Saved entries:
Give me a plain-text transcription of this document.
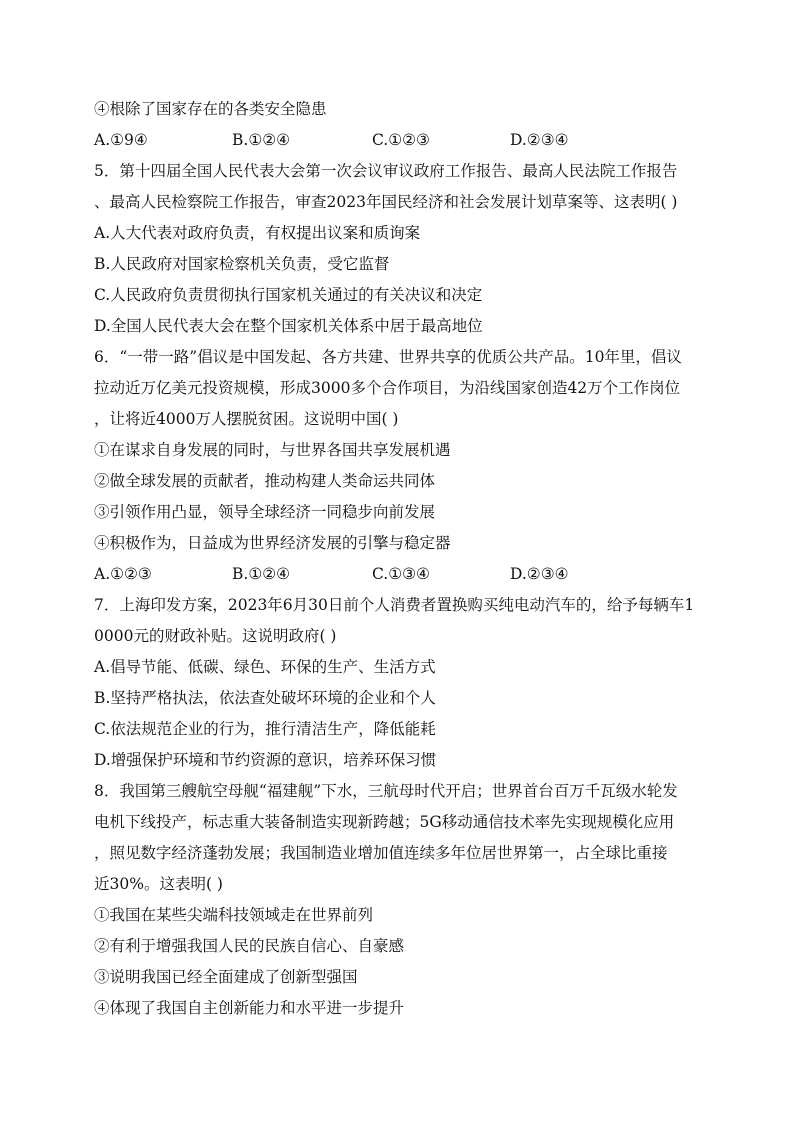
④根除了国家存在的各类安全隐患
A.①9④	B.①②④	C.①②③	D.②③④
5．第十四届全国人民代表大会第一次会议审议政府工作报告、最高人民法院工作报告
、最高人民检察院工作报告，审查2023年国民经济和社会发展计划草案等、这表明( )
A.人大代表对政府负责，有权提出议案和质询案
B.人民政府对国家检察机关负责，受它监督
C.人民政府负责贯彻执行国家机关通过的有关决议和决定
D.全国人民代表大会在整个国家机关体系中居于最高地位
6．“一带一路”倡议是中国发起、各方共建、世界共享的优质公共产品。10年里，倡议
拉动近万亿美元投资规模，形成3000多个合作项目，为沿线国家创造42万个工作岗位
，让将近4000万人摆脱贫困。这说明中国( )
①在谋求自身发展的同时，与世界各国共享发展机遇
②做全球发展的贡献者，推动构建人类命运共同体
③引领作用凸显，领导全球经济一同稳步向前发展
④积极作为，日益成为世界经济发展的引擎与稳定器
A.①②③	B.①②④	C.①③④	D.②③④
7．上海印发方案，2023年6月30日前个人消费者置换购买纯电动汽车的，给予每辆车1
0000元的财政补贴。这说明政府( )
A.倡导节能、低碳、绿色、环保的生产、生活方式
B.坚持严格执法，依法查处破坏环境的企业和个人
C.依法规范企业的行为，推行清洁生产，降低能耗
D.增强保护环境和节约资源的意识，培养环保习惯
8．我国第三艘航空母舰“福建舰”下水，三航母时代开启；世界首台百万千瓦级水轮发
电机下线投产，标志重大装备制造实现新跨越；5G移动通信技术率先实现规模化应用
，照见数字经济蓬勃发展；我国制造业增加值连续多年位居世界第一，占全球比重接
近30%。这表明( )
①我国在某些尖端科技领域走在世界前列
②有利于增强我国人民的民族自信心、自豪感
③说明我国已经全面建成了创新型强国
④体现了我国自主创新能力和水平进一步提升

=== To be done ===
The records above need to be given again exactly. Omit the pictures.

=== Exercise result ===
Give me a plain-text transcription of this document.
④根除了国家存在的各类安全隐患
A.①9④	B.①②④	C.①②③	D.②③④
5．第十四届全国人民代表大会第一次会议审议政府工作报告、最高人民法院工作报告
、最高人民检察院工作报告，审查2023年国民经济和社会发展计划草案等、这表明( )
A.人大代表对政府负责，有权提出议案和质询案
B.人民政府对国家检察机关负责，受它监督
C.人民政府负责贯彻执行国家机关通过的有关决议和决定
D.全国人民代表大会在整个国家机关体系中居于最高地位
6．“一带一路”倡议是中国发起、各方共建、世界共享的优质公共产品。10年里，倡议
拉动近万亿美元投资规模，形成3000多个合作项目，为沿线国家创造42万个工作岗位
，让将近4000万人摆脱贫困。这说明中国( )
①在谋求自身发展的同时，与世界各国共享发展机遇
②做全球发展的贡献者，推动构建人类命运共同体
③引领作用凸显，领导全球经济一同稳步向前发展
④积极作为，日益成为世界经济发展的引擎与稳定器
A.①②③	B.①②④	C.①③④	D.②③④
7．上海印发方案，2023年6月30日前个人消费者置换购买纯电动汽车的，给予每辆车1
0000元的财政补贴。这说明政府( )
A.倡导节能、低碳、绿色、环保的生产、生活方式
B.坚持严格执法，依法查处破坏环境的企业和个人
C.依法规范企业的行为，推行清洁生产，降低能耗
D.增强保护环境和节约资源的意识，培养环保习惯
8．我国第三艘航空母舰“福建舰”下水，三航母时代开启；世界首台百万千瓦级水轮发
电机下线投产，标志重大装备制造实现新跨越；5G移动通信技术率先实现规模化应用
，照见数字经济蓬勃发展；我国制造业增加值连续多年位居世界第一，占全球比重接
近30%。这表明( )
①我国在某些尖端科技领域走在世界前列
②有利于增强我国人民的民族自信心、自豪感
③说明我国已经全面建成了创新型强国
④体现了我国自主创新能力和水平进一步提升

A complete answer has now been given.